● Given task: Your job is to restate each entry word for word.

(Collection entries)
###

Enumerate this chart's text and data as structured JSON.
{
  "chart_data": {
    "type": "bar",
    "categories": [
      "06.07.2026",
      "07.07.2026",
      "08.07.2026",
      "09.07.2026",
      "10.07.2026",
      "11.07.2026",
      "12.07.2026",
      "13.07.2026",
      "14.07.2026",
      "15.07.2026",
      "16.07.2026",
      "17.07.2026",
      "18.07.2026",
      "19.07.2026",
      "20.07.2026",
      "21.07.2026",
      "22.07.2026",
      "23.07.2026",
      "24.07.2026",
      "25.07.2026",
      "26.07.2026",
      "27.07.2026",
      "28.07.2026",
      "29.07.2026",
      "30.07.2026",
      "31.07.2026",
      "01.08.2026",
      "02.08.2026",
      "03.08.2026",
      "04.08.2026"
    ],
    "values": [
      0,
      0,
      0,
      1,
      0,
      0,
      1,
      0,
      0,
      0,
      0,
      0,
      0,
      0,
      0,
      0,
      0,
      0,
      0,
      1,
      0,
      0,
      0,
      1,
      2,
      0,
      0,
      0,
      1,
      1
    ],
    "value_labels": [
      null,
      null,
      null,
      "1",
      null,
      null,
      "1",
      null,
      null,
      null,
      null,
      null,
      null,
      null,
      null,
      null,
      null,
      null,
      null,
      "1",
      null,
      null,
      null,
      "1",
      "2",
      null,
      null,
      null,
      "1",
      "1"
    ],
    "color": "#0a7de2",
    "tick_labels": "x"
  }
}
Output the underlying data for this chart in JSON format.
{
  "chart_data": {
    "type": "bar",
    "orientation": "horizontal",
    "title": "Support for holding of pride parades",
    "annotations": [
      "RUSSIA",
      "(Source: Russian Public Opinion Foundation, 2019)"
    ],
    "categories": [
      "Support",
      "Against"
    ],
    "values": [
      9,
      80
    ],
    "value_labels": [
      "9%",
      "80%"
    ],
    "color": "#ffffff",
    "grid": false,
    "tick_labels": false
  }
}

###

● Finished exercise:
Enumerate this chart's text and data as structured JSON.
{
  "chart_data": {
    "type": "bar",
    "categories": [
      "06.07.2026",
      "07.07.2026",
      "08.07.2026",
      "09.07.2026",
      "10.07.2026",
      "11.07.2026",
      "12.07.2026",
      "13.07.2026",
      "14.07.2026",
      "15.07.2026",
      "16.07.2026",
      "17.07.2026",
      "18.07.2026",
      "19.07.2026",
      "20.07.2026",
      "21.07.2026",
      "22.07.2026",
      "23.07.2026",
      "24.07.2026",
      "25.07.2026",
      "26.07.2026",
      "27.07.2026",
      "28.07.2026",
      "29.07.2026",
      "30.07.2026",
      "31.07.2026",
      "01.08.2026",
      "02.08.2026",
      "03.08.2026",
      "04.08.2026"
    ],
    "values": [
      0,
      0,
      0,
      1,
      0,
      0,
      1,
      0,
      0,
      0,
      0,
      0,
      0,
      0,
      0,
      0,
      0,
      0,
      0,
      1,
      0,
      0,
      0,
      1,
      2,
      0,
      0,
      0,
      1,
      1
    ],
    "value_labels": [
      null,
      null,
      null,
      "1",
      null,
      null,
      "1",
      null,
      null,
      null,
      null,
      null,
      null,
      null,
      null,
      null,
      null,
      null,
      null,
      "1",
      null,
      null,
      null,
      "1",
      "2",
      null,
      null,
      null,
      "1",
      "1"
    ],
    "color": "#0a7de2",
    "tick_labels": "x"
  }
}
Output the underlying data for this chart in JSON format.
{
  "chart_data": {
    "type": "bar",
    "orientation": "horizontal",
    "title": "Support for holding of pride parades",
    "annotations": [
      "RUSSIA",
      "(Source: Russian Public Opinion Foundation, 2019)"
    ],
    "categories": [
      "Support",
      "Against"
    ],
    "values": [
      9,
      80
    ],
    "value_labels": [
      "9%",
      "80%"
    ],
    "color": "#ffffff",
    "grid": false,
    "tick_labels": false
  }
}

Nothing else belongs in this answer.